PROMPT:
In the entries below, from the first line through the line that contains "- bar-count-label: (85): [403, 489, 430, 506]", replace every "bar-percent-label" with "percent-label" and reproduce those lines with nothing else changed.

ROWS:

====================

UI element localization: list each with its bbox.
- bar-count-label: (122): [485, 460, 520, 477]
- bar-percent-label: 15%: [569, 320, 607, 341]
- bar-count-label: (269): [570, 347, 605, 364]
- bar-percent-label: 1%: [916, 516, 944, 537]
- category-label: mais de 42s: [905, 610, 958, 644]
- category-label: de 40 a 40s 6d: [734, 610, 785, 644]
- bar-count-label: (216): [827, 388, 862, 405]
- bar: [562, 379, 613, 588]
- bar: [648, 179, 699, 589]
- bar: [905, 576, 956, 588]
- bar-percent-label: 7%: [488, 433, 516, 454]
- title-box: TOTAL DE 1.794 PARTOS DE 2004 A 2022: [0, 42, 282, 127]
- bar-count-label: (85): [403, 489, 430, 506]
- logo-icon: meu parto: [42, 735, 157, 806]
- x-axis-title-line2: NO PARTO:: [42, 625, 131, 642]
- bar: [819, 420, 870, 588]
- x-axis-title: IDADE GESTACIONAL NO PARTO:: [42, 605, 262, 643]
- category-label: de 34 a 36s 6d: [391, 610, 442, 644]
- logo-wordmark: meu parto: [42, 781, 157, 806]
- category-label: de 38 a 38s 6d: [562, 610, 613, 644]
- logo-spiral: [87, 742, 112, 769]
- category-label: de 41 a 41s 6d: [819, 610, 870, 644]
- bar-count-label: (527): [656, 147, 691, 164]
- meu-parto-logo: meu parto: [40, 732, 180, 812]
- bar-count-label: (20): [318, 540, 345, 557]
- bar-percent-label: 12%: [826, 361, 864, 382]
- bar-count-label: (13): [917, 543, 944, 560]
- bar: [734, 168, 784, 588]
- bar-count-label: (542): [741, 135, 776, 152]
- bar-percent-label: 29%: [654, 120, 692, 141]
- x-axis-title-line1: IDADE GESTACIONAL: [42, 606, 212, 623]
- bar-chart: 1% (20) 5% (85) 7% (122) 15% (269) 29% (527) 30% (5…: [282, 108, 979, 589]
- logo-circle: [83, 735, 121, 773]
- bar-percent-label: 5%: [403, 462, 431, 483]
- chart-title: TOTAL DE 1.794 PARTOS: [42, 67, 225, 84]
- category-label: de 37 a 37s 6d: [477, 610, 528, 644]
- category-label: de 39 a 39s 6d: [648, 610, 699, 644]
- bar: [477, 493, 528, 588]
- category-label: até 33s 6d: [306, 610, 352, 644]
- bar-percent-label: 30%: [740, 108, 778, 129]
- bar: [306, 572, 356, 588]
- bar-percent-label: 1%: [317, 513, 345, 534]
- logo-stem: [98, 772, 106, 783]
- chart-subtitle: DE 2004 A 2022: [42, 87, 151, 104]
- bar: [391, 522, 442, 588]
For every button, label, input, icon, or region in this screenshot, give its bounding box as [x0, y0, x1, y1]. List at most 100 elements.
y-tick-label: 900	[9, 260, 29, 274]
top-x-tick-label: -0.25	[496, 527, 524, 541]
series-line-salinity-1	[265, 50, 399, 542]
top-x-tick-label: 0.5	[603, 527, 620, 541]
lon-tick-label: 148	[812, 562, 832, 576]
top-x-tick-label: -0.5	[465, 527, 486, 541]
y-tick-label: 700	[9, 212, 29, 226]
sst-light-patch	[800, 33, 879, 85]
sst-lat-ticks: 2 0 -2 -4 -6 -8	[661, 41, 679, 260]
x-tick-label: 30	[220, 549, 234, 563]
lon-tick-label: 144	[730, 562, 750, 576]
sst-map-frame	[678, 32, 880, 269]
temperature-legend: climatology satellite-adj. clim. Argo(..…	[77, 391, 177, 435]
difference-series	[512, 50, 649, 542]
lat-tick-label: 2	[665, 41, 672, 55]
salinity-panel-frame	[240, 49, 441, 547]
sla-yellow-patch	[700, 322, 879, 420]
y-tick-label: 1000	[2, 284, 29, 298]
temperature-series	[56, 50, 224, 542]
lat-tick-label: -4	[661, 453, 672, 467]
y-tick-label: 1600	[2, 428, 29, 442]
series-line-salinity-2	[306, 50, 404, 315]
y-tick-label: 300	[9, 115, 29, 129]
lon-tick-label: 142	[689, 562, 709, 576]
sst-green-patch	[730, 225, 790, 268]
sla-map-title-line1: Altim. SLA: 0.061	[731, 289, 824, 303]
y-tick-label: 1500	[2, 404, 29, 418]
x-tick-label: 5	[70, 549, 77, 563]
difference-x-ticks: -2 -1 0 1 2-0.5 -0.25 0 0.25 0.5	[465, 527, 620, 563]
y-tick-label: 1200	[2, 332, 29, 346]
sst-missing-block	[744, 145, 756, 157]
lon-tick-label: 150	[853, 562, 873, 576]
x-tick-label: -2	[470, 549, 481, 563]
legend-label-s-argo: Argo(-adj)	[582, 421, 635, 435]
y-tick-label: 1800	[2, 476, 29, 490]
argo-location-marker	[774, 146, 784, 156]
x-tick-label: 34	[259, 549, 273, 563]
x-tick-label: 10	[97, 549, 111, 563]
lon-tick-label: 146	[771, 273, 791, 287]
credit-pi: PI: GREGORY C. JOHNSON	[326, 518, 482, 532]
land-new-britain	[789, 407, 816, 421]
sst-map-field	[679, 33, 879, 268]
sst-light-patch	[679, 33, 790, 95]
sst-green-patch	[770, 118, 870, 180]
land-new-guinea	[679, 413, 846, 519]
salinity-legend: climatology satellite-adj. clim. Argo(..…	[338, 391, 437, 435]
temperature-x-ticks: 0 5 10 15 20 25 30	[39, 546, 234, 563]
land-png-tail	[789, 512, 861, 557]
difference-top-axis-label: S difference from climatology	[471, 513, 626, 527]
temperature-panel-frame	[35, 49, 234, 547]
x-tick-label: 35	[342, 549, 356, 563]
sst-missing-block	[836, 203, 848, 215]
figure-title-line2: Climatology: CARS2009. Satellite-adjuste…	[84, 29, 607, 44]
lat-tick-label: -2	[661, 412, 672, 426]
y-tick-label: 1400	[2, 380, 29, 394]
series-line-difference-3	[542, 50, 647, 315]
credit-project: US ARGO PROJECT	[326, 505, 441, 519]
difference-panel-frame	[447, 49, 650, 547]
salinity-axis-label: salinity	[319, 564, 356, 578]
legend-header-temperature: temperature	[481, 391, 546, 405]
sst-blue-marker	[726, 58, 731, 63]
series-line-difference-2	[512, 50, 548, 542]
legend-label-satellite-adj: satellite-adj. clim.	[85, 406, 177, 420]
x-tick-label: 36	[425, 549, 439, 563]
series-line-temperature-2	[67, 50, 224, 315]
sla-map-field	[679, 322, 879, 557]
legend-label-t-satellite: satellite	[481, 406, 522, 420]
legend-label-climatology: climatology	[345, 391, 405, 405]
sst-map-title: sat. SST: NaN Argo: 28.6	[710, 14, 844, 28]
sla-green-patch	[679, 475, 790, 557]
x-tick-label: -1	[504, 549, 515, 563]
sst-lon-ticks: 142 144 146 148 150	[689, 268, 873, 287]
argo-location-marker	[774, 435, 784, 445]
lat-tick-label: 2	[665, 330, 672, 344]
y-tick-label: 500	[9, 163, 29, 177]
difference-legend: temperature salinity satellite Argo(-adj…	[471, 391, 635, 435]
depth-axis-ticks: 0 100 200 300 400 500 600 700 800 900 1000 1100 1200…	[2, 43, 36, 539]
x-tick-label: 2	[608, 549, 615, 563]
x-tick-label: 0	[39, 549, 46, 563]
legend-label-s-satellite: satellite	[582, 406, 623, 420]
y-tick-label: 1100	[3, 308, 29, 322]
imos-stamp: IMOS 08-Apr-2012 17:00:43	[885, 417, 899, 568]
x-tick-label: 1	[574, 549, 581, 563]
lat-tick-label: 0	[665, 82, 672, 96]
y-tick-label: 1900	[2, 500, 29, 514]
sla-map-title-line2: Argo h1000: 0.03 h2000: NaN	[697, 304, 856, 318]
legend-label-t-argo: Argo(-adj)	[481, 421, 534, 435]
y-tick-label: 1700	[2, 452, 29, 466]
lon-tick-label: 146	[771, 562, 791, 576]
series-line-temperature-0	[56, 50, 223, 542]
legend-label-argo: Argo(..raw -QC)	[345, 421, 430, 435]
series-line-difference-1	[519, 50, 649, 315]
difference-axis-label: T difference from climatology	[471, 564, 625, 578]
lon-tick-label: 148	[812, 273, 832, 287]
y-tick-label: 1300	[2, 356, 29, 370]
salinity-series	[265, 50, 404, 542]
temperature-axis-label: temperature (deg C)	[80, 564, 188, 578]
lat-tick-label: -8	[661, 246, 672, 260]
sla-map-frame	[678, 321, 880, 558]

====================

SOLUTION FOR THIS EXERCISE:
UI element localization: list each with its bbox.
- bar-count-label: (122): [485, 460, 520, 477]
- percent-label: 15%: [569, 320, 607, 341]
- bar-count-label: (269): [570, 347, 605, 364]
- percent-label: 1%: [916, 516, 944, 537]
- category-label: mais de 42s: [905, 610, 958, 644]
- category-label: de 40 a 40s 6d: [734, 610, 785, 644]
- bar-count-label: (216): [827, 388, 862, 405]
- bar: [562, 379, 613, 588]
- bar: [648, 179, 699, 589]
- bar: [905, 576, 956, 588]
- percent-label: 7%: [488, 433, 516, 454]
- title-box: TOTAL DE 1.794 PARTOS DE 2004 A 2022: [0, 42, 282, 127]
- bar-count-label: (85): [403, 489, 430, 506]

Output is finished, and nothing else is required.